__Written instruction__. All entries must be repeated exactly; do not include the pictures.

__Record list__.

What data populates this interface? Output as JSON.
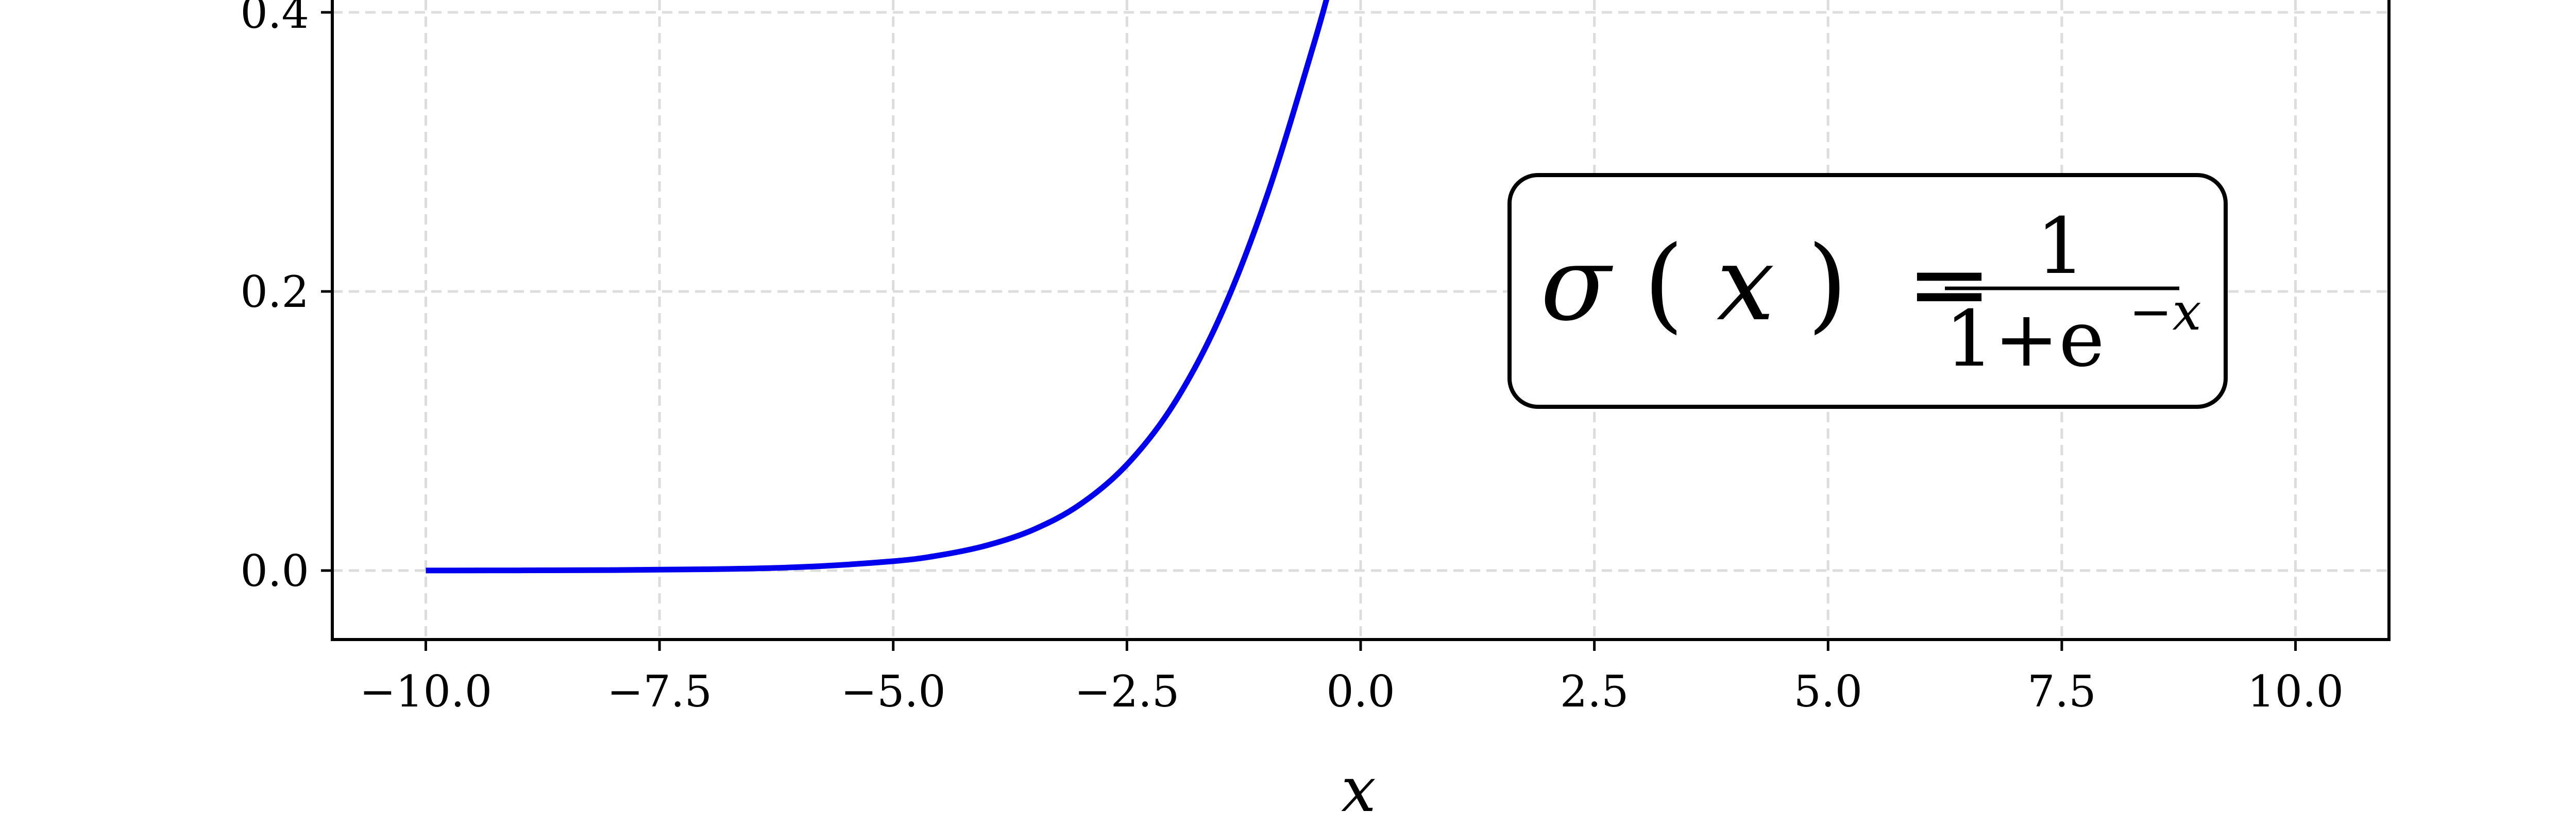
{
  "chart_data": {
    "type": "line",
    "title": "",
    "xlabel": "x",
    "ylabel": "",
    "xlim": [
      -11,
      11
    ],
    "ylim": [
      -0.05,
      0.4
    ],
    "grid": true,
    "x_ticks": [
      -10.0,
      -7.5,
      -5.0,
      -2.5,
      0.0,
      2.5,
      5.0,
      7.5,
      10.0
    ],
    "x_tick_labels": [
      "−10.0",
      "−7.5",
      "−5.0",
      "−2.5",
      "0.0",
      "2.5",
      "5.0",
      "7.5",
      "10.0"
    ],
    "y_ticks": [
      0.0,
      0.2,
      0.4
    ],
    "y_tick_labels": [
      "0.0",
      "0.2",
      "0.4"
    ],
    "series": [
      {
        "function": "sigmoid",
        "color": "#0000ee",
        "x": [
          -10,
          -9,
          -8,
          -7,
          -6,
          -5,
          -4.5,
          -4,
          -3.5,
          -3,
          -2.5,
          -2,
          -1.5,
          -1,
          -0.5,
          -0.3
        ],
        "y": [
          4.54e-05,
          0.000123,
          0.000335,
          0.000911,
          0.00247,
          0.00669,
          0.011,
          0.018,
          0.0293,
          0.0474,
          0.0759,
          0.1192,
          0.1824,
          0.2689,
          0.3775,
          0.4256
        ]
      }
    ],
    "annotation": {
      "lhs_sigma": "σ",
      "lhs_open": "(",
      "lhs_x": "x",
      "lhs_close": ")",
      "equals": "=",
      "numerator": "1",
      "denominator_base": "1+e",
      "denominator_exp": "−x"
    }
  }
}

__Full output__.
What data populates this interface? Output as JSON.
{
  "chart_data": {
    "type": "line",
    "title": "",
    "xlabel": "x",
    "ylabel": "",
    "xlim": [
      -11,
      11
    ],
    "ylim": [
      -0.05,
      0.4
    ],
    "grid": true,
    "x_ticks": [
      -10.0,
      -7.5,
      -5.0,
      -2.5,
      0.0,
      2.5,
      5.0,
      7.5,
      10.0
    ],
    "x_tick_labels": [
      "−10.0",
      "−7.5",
      "−5.0",
      "−2.5",
      "0.0",
      "2.5",
      "5.0",
      "7.5",
      "10.0"
    ],
    "y_ticks": [
      0.0,
      0.2,
      0.4
    ],
    "y_tick_labels": [
      "0.0",
      "0.2",
      "0.4"
    ],
    "series": [
      {
        "function": "sigmoid",
        "color": "#0000ee",
        "x": [
          -10,
          -9,
          -8,
          -7,
          -6,
          -5,
          -4.5,
          -4,
          -3.5,
          -3,
          -2.5,
          -2,
          -1.5,
          -1,
          -0.5,
          -0.3
        ],
        "y": [
          4.54e-05,
          0.000123,
          0.000335,
          0.000911,
          0.00247,
          0.00669,
          0.011,
          0.018,
          0.0293,
          0.0474,
          0.0759,
          0.1192,
          0.1824,
          0.2689,
          0.3775,
          0.4256
        ]
      }
    ],
    "annotation": {
      "lhs_sigma": "σ",
      "lhs_open": "(",
      "lhs_x": "x",
      "lhs_close": ")",
      "equals": "=",
      "numerator": "1",
      "denominator_base": "1+e",
      "denominator_exp": "−x"
    }
  }
}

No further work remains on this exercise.